» **What to produce**: Copy out all the lines where "เลขประจำต" shows up.

» **Records supplied**:
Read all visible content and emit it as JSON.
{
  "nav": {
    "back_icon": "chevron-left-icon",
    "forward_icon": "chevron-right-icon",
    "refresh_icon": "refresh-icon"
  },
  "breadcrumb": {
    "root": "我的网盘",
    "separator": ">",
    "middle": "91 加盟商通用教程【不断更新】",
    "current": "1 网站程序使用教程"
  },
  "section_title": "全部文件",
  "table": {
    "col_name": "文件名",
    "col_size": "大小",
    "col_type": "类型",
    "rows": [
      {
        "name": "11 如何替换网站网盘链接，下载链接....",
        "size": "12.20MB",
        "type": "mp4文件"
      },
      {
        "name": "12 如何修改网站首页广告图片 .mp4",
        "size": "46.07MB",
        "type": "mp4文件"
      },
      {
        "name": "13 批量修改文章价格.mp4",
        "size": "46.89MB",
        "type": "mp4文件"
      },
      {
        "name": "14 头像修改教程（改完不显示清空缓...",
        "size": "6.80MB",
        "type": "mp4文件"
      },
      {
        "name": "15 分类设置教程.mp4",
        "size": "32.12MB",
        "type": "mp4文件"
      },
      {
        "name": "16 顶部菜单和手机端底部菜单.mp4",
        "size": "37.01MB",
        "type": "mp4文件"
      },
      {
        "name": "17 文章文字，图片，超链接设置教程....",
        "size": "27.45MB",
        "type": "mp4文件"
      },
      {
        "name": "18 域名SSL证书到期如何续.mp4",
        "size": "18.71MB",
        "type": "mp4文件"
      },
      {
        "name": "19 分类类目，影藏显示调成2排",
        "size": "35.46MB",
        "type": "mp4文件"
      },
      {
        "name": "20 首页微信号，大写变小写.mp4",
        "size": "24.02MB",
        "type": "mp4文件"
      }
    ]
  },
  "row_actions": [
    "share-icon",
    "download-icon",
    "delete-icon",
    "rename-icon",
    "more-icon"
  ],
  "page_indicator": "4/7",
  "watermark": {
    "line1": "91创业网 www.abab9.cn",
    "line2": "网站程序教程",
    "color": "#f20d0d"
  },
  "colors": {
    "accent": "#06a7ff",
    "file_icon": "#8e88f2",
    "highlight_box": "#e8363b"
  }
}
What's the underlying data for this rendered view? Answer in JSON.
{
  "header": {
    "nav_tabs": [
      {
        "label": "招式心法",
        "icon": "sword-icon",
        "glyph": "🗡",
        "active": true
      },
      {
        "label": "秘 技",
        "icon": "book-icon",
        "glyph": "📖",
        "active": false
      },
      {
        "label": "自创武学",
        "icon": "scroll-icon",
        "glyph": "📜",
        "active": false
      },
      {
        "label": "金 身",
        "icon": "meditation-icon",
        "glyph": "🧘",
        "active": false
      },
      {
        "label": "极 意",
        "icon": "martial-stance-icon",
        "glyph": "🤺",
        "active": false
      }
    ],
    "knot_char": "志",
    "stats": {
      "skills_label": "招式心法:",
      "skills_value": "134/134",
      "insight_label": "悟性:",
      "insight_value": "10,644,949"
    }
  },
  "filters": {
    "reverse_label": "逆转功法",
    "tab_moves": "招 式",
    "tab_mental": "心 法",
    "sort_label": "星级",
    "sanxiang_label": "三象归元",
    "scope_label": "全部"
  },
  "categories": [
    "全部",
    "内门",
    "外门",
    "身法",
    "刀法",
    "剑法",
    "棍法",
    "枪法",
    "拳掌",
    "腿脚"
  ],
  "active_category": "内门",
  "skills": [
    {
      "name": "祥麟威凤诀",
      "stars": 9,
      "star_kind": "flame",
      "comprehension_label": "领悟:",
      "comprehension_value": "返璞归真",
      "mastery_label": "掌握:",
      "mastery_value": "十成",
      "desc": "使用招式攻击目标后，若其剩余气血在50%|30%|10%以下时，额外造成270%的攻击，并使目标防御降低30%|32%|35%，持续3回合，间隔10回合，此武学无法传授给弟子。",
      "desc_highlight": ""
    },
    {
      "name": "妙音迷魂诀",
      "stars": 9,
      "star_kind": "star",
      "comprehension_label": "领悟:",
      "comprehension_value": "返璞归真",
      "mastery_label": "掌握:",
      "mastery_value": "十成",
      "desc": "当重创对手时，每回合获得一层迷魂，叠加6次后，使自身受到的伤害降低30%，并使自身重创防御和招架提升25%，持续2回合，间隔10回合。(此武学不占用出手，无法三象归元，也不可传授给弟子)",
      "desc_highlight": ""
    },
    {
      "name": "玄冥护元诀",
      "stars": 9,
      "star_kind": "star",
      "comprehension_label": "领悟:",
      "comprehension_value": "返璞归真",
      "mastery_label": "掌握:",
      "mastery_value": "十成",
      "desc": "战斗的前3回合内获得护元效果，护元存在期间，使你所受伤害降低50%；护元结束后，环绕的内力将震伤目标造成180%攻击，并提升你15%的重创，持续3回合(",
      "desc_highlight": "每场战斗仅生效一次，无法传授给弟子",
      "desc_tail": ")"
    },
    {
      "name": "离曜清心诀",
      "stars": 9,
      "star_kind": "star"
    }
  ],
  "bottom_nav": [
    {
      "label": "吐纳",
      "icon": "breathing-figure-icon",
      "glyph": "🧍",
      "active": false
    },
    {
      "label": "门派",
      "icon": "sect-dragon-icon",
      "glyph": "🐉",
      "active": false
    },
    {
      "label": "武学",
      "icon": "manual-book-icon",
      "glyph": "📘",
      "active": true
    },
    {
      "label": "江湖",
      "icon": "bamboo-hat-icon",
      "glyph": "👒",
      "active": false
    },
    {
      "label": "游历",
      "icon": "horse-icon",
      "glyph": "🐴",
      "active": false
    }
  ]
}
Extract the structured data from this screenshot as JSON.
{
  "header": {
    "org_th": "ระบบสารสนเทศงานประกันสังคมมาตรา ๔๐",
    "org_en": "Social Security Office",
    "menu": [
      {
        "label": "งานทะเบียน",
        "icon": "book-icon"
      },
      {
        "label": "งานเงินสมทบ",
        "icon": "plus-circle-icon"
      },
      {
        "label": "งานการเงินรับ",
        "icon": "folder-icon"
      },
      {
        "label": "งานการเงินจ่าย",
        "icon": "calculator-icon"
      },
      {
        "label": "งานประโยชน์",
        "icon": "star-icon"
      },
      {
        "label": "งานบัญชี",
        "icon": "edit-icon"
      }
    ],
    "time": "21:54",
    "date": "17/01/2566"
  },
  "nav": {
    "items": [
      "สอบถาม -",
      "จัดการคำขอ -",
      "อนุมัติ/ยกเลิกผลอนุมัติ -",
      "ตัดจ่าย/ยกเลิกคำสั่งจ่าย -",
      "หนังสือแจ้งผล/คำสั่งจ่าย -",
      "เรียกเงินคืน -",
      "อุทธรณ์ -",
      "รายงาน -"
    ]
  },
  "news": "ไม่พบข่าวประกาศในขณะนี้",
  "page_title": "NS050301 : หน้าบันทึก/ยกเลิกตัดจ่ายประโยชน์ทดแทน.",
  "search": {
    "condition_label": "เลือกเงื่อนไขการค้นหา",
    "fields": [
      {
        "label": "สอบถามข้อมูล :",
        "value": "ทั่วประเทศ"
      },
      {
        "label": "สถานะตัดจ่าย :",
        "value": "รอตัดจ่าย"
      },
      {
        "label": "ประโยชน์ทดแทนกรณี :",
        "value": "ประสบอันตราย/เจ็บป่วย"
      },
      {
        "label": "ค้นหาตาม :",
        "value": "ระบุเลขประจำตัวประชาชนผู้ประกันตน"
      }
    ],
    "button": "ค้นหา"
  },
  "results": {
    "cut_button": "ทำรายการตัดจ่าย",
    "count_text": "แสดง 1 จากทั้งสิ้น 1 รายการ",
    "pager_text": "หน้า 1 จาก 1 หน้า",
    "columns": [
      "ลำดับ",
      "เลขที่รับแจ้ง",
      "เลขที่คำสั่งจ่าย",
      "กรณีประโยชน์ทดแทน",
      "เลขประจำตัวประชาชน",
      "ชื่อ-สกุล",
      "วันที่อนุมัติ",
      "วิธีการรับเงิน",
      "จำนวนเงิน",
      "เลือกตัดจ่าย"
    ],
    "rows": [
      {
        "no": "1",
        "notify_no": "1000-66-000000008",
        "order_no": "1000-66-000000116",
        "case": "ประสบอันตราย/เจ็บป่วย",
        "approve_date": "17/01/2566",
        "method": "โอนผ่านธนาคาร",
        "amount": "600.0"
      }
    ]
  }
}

» **Result**:
        "value": "ระบุเลขประจำตัวประชาชนผู้ประกันตน"
      "เลขประจำตัวประชาชน",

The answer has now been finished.